[Data entries]
[Start]
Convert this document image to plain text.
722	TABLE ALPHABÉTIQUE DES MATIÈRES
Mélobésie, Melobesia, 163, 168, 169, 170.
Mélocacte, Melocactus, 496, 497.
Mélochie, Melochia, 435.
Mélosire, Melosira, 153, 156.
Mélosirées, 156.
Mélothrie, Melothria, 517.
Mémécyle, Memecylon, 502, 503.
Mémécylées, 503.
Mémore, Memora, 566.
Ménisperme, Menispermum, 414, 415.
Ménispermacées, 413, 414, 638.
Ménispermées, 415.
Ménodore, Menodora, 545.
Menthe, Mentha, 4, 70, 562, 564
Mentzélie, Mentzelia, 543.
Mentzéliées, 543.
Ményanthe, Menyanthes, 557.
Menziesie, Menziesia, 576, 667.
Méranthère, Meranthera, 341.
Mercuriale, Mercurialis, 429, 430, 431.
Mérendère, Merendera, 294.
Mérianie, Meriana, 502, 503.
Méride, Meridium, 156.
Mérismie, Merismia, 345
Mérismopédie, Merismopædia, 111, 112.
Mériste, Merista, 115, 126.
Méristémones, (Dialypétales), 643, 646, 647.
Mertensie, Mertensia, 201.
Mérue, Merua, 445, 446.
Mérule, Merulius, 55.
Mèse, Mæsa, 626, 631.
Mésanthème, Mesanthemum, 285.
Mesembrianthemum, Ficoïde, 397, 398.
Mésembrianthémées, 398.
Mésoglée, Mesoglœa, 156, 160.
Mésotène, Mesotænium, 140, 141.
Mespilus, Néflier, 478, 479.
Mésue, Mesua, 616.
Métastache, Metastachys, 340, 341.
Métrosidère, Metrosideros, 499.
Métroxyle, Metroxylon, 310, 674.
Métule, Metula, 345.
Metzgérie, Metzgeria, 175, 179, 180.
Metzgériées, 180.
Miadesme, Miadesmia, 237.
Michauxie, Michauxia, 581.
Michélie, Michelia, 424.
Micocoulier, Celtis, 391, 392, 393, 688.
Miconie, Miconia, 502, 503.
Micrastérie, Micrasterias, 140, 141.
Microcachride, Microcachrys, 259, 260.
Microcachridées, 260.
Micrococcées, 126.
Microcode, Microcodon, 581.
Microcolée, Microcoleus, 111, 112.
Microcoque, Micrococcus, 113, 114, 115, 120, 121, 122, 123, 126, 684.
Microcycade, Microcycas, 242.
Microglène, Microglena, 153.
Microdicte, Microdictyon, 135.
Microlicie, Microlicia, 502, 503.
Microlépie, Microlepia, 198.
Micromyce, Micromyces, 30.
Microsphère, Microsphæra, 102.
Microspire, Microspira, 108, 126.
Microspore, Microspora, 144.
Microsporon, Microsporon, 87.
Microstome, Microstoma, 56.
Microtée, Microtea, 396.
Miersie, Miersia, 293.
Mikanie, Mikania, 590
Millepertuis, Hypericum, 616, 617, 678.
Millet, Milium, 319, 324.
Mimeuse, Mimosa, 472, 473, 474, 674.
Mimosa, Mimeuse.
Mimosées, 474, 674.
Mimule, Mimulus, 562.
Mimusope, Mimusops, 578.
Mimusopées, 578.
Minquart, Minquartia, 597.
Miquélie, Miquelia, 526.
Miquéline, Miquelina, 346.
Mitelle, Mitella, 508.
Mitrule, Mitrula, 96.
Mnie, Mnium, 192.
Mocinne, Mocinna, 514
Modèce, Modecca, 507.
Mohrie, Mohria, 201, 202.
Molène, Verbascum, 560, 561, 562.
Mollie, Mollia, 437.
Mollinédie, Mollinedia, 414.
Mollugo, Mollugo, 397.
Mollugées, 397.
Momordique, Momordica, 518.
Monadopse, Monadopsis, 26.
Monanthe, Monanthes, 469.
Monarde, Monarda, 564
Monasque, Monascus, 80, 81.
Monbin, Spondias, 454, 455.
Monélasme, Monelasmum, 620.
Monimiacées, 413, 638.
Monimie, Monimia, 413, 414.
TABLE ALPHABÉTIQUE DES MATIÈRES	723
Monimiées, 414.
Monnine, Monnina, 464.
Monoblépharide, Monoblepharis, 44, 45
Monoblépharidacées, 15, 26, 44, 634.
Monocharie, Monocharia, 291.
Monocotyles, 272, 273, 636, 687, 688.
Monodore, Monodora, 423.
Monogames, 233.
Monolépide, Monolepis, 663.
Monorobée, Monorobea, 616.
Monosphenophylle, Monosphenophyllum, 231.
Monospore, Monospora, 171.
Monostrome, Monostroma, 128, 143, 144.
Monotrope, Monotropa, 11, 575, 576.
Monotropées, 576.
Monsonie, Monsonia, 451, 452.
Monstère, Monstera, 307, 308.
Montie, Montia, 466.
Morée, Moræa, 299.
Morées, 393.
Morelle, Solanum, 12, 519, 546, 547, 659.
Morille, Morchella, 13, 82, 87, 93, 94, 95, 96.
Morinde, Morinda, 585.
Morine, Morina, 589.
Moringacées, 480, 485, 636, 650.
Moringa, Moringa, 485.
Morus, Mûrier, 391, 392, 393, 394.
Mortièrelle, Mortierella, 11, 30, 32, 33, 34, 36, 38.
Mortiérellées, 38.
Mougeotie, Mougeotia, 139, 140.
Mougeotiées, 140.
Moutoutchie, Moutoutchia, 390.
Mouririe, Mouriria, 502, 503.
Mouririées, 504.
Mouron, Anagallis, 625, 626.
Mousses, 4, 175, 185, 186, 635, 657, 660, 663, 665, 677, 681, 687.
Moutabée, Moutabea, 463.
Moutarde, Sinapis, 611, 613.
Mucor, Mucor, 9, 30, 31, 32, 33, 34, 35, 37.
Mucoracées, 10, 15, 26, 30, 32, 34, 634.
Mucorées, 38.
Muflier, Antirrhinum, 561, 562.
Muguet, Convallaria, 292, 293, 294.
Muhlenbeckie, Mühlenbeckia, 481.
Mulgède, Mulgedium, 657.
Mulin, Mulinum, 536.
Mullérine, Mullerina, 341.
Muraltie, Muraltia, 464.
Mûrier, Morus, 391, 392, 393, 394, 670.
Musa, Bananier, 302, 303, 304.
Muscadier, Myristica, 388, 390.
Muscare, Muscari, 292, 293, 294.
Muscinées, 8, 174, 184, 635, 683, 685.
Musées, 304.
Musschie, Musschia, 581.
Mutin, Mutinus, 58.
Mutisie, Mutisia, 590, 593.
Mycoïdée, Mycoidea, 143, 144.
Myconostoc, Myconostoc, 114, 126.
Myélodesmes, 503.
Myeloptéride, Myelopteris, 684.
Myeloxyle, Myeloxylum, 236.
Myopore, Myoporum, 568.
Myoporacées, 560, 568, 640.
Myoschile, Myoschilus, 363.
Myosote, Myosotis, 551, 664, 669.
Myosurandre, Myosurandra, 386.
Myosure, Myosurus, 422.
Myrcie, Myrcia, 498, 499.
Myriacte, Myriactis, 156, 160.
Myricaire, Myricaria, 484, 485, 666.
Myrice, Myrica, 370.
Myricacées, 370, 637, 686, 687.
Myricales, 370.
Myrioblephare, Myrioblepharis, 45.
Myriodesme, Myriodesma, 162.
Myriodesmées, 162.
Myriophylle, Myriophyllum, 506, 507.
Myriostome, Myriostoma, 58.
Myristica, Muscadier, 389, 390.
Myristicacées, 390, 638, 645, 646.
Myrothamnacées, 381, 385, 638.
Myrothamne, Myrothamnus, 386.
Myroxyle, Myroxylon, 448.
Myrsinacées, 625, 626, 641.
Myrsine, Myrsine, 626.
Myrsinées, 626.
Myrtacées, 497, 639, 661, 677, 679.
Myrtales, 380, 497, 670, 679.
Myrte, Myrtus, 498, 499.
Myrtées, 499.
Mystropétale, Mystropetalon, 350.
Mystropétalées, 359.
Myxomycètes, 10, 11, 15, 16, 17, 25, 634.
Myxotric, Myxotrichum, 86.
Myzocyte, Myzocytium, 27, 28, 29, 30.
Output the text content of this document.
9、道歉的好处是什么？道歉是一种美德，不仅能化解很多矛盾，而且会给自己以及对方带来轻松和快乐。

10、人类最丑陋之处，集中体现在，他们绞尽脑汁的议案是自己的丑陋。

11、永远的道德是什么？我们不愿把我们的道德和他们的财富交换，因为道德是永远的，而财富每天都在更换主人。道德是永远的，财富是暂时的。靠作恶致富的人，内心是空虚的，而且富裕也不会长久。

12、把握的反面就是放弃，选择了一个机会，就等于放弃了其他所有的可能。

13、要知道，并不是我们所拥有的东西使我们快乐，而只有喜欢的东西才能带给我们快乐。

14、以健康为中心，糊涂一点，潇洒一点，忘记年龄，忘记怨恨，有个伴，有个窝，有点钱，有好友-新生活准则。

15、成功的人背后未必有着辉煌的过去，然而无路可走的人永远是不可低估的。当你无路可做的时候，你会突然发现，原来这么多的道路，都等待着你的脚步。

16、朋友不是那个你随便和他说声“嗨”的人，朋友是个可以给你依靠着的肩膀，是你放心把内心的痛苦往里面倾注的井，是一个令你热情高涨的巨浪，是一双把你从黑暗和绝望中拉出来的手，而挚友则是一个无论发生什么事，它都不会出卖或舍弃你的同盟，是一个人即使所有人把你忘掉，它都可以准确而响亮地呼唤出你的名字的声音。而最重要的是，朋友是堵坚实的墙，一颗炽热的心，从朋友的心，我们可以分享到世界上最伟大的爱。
[End]
**YOUR INSTRUCTIONS:**
Determine how many lines of the entries above carry the string "this", and give that number alone.

**PROBLEM SOLUTION:**
2